• JOB: Find the lines with "xlabel" in them and copy them out.

• EXERCISE DATA:
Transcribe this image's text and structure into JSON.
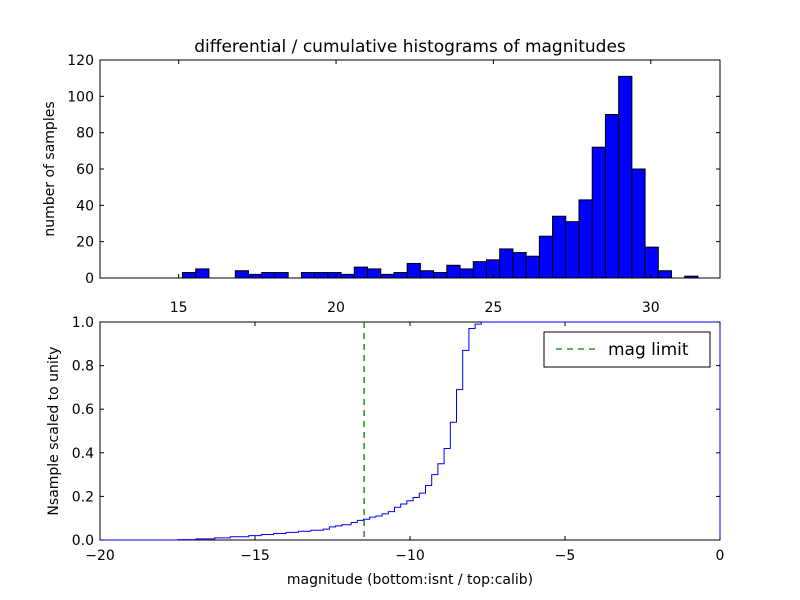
{
  "chart_data": [
    {
      "type": "bar",
      "title": "differential / cumulative histograms of magnitudes",
      "xlabel": "",
      "ylabel": "number of samples",
      "xlim": [
        12.5,
        32.2
      ],
      "ylim": [
        0,
        120
      ],
      "xticks": [
        15,
        20,
        25,
        30
      ],
      "yticks": [
        0,
        20,
        40,
        60,
        80,
        100,
        120
      ],
      "bar_color": "#0000ff",
      "bins": [
        {
          "left": 15.12,
          "right": 15.54,
          "value": 3
        },
        {
          "left": 15.54,
          "right": 15.96,
          "value": 5
        },
        {
          "left": 16.8,
          "right": 17.22,
          "value": 4
        },
        {
          "left": 17.22,
          "right": 17.64,
          "value": 2
        },
        {
          "left": 17.64,
          "right": 18.06,
          "value": 3
        },
        {
          "left": 18.06,
          "right": 18.48,
          "value": 3
        },
        {
          "left": 18.9,
          "right": 19.32,
          "value": 3
        },
        {
          "left": 19.32,
          "right": 19.74,
          "value": 3
        },
        {
          "left": 19.74,
          "right": 20.16,
          "value": 3
        },
        {
          "left": 20.16,
          "right": 20.58,
          "value": 2
        },
        {
          "left": 20.58,
          "right": 21.0,
          "value": 6
        },
        {
          "left": 21.0,
          "right": 21.42,
          "value": 5
        },
        {
          "left": 21.42,
          "right": 21.84,
          "value": 2
        },
        {
          "left": 21.84,
          "right": 22.26,
          "value": 3
        },
        {
          "left": 22.26,
          "right": 22.68,
          "value": 8
        },
        {
          "left": 22.68,
          "right": 23.1,
          "value": 4
        },
        {
          "left": 23.1,
          "right": 23.52,
          "value": 3
        },
        {
          "left": 23.52,
          "right": 23.94,
          "value": 7
        },
        {
          "left": 23.94,
          "right": 24.36,
          "value": 5
        },
        {
          "left": 24.36,
          "right": 24.78,
          "value": 9
        },
        {
          "left": 24.78,
          "right": 25.2,
          "value": 10
        },
        {
          "left": 25.2,
          "right": 25.62,
          "value": 16
        },
        {
          "left": 25.62,
          "right": 26.04,
          "value": 14
        },
        {
          "left": 26.04,
          "right": 26.46,
          "value": 12
        },
        {
          "left": 26.46,
          "right": 26.88,
          "value": 23
        },
        {
          "left": 26.88,
          "right": 27.3,
          "value": 34
        },
        {
          "left": 27.3,
          "right": 27.72,
          "value": 31
        },
        {
          "left": 27.72,
          "right": 28.14,
          "value": 43
        },
        {
          "left": 28.14,
          "right": 28.56,
          "value": 72
        },
        {
          "left": 28.56,
          "right": 28.98,
          "value": 90
        },
        {
          "left": 28.98,
          "right": 29.4,
          "value": 111
        },
        {
          "left": 29.4,
          "right": 29.82,
          "value": 60
        },
        {
          "left": 29.82,
          "right": 30.24,
          "value": 17
        },
        {
          "left": 30.24,
          "right": 30.66,
          "value": 4
        },
        {
          "left": 31.08,
          "right": 31.5,
          "value": 1
        }
      ]
    },
    {
      "type": "line",
      "title": "",
      "xlabel": "magnitude (bottom:isnt / top:calib)",
      "ylabel": "Nsample scaled to unity",
      "xlim": [
        -20,
        0
      ],
      "ylim": [
        0,
        1.0
      ],
      "xticks": [
        -20,
        -15,
        -10,
        -5,
        0
      ],
      "xtick_labels": [
        "−20",
        "−15",
        "−10",
        "−5",
        "0"
      ],
      "yticks": [
        0.0,
        0.2,
        0.4,
        0.6,
        0.8,
        1.0
      ],
      "ytick_labels": [
        "0.0",
        "0.2",
        "0.4",
        "0.6",
        "0.8",
        "1.0"
      ],
      "step_color": "#0000ff",
      "step": [
        [
          -20.0,
          0.0
        ],
        [
          -17.5,
          0.002
        ],
        [
          -16.9,
          0.005
        ],
        [
          -16.3,
          0.01
        ],
        [
          -15.8,
          0.015
        ],
        [
          -15.2,
          0.02
        ],
        [
          -14.8,
          0.025
        ],
        [
          -14.4,
          0.03
        ],
        [
          -14.0,
          0.035
        ],
        [
          -13.6,
          0.04
        ],
        [
          -13.2,
          0.045
        ],
        [
          -12.8,
          0.05
        ],
        [
          -12.6,
          0.06
        ],
        [
          -12.4,
          0.065
        ],
        [
          -12.2,
          0.07
        ],
        [
          -11.9,
          0.08
        ],
        [
          -11.7,
          0.09
        ],
        [
          -11.5,
          0.095
        ],
        [
          -11.3,
          0.105
        ],
        [
          -11.1,
          0.11
        ],
        [
          -10.9,
          0.12
        ],
        [
          -10.7,
          0.13
        ],
        [
          -10.5,
          0.15
        ],
        [
          -10.3,
          0.165
        ],
        [
          -10.1,
          0.18
        ],
        [
          -9.9,
          0.195
        ],
        [
          -9.7,
          0.215
        ],
        [
          -9.5,
          0.25
        ],
        [
          -9.3,
          0.3
        ],
        [
          -9.1,
          0.35
        ],
        [
          -8.9,
          0.42
        ],
        [
          -8.7,
          0.54
        ],
        [
          -8.5,
          0.69
        ],
        [
          -8.3,
          0.87
        ],
        [
          -8.1,
          0.97
        ],
        [
          -7.9,
          0.99
        ],
        [
          -7.7,
          1.0
        ],
        [
          0.0,
          1.0
        ]
      ],
      "mag_limit": -11.48,
      "mag_limit_color": "#008000",
      "legend": {
        "entries": [
          "mag limit"
        ],
        "placement": "top-right"
      }
    }
  ]
}
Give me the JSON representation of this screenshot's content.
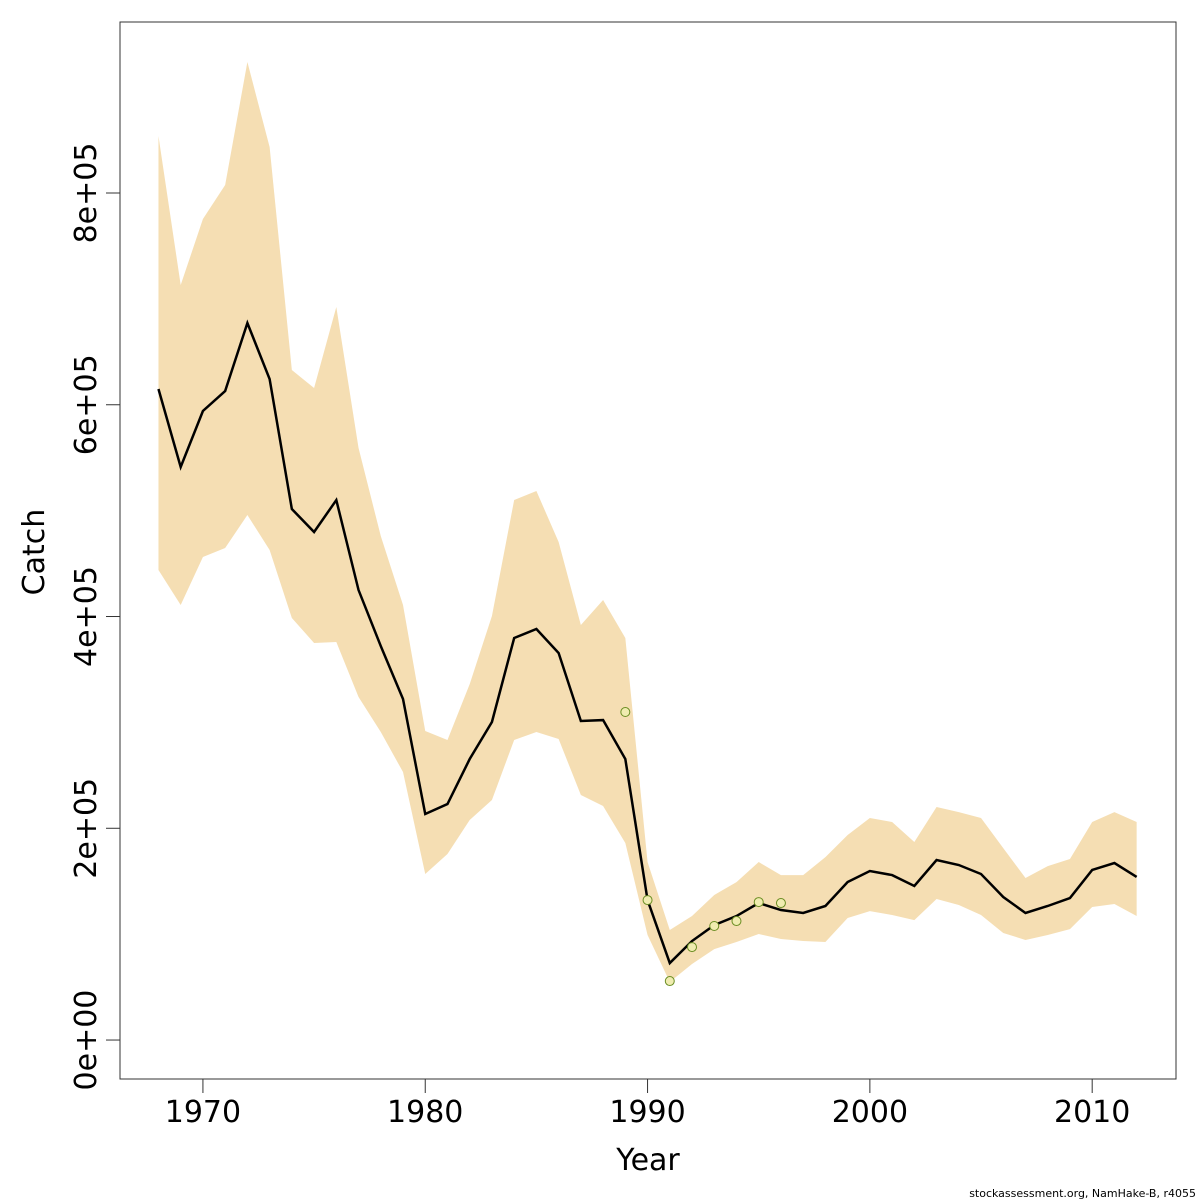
{
  "chart_data": {
    "type": "line",
    "x_label": "Year",
    "y_label": "Catch",
    "footer": "stockassessment.org, NamHake-B, r4055",
    "x": [
      1968,
      1969,
      1970,
      1971,
      1972,
      1973,
      1974,
      1975,
      1976,
      1977,
      1978,
      1979,
      1980,
      1981,
      1982,
      1983,
      1984,
      1985,
      1986,
      1987,
      1988,
      1989,
      1990,
      1991,
      1992,
      1993,
      1994,
      1995,
      1996,
      1997,
      1998,
      1999,
      2000,
      2001,
      2002,
      2003,
      2004,
      2005,
      2006,
      2007,
      2008,
      2009,
      2010,
      2011,
      2012
    ],
    "values": [
      614900,
      541200,
      594100,
      613000,
      677200,
      624300,
      501500,
      479800,
      510000,
      425000,
      372100,
      322100,
      213500,
      222900,
      265400,
      300400,
      379700,
      388200,
      365500,
      301300,
      302200,
      265400,
      132200,
      72700,
      93500,
      108600,
      117100,
      129400,
      122800,
      120000,
      126600,
      149200,
      159600,
      155800,
      145500,
      170000,
      165300,
      156800,
      135100,
      120000,
      126600,
      134100,
      160600,
      167200,
      154000
    ],
    "upper": [
      853800,
      713100,
      775400,
      807500,
      923700,
      843400,
      632800,
      615800,
      692300,
      559100,
      476000,
      410900,
      291900,
      283400,
      336200,
      400500,
      510000,
      518500,
      470400,
      392000,
      415600,
      379700,
      168100,
      103900,
      117100,
      137000,
      149200,
      168100,
      155800,
      155800,
      172800,
      193600,
      209700,
      205900,
      187000,
      220100,
      215300,
      209700,
      181300,
      153000,
      164300,
      171000,
      205900,
      215300,
      205900
    ],
    "lower": [
      443900,
      410900,
      456200,
      464700,
      495900,
      462800,
      398600,
      375000,
      375900,
      324000,
      290900,
      253100,
      156800,
      175700,
      207800,
      226700,
      283400,
      290900,
      284300,
      231400,
      221000,
      186100,
      99200,
      54800,
      71800,
      85900,
      92600,
      100100,
      95400,
      93500,
      92600,
      115200,
      121800,
      118100,
      113300,
      133200,
      127500,
      118100,
      101100,
      94500,
      99200,
      104800,
      125600,
      128500,
      117100
    ],
    "observations": {
      "x": [
        1989,
        1990,
        1991,
        1992,
        1993,
        1994,
        1995,
        1996
      ],
      "values": [
        309800,
        132200,
        55700,
        87800,
        107700,
        112400,
        130300,
        129400
      ]
    },
    "color": "#000000",
    "band_color": "#f5deb3",
    "obs_color": "#6b8e23",
    "xlim": [
      1966.27,
      2013.77
    ],
    "ylim": [
      -36800,
      961500
    ],
    "xticks": [
      1970,
      1980,
      1990,
      2000,
      2010
    ],
    "yticks": [
      {
        "value": 0,
        "label": "0e+00"
      },
      {
        "value": 200000,
        "label": "2e+05"
      },
      {
        "value": 400000,
        "label": "4e+05"
      },
      {
        "value": 600000,
        "label": "6e+05"
      },
      {
        "value": 800000,
        "label": "8e+05"
      }
    ]
  }
}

• SOLUTION FOR THIS PROBLEM:
      "xlabel": "",
      "xlabel": "magnitude (bottom:isnt / top:calib)",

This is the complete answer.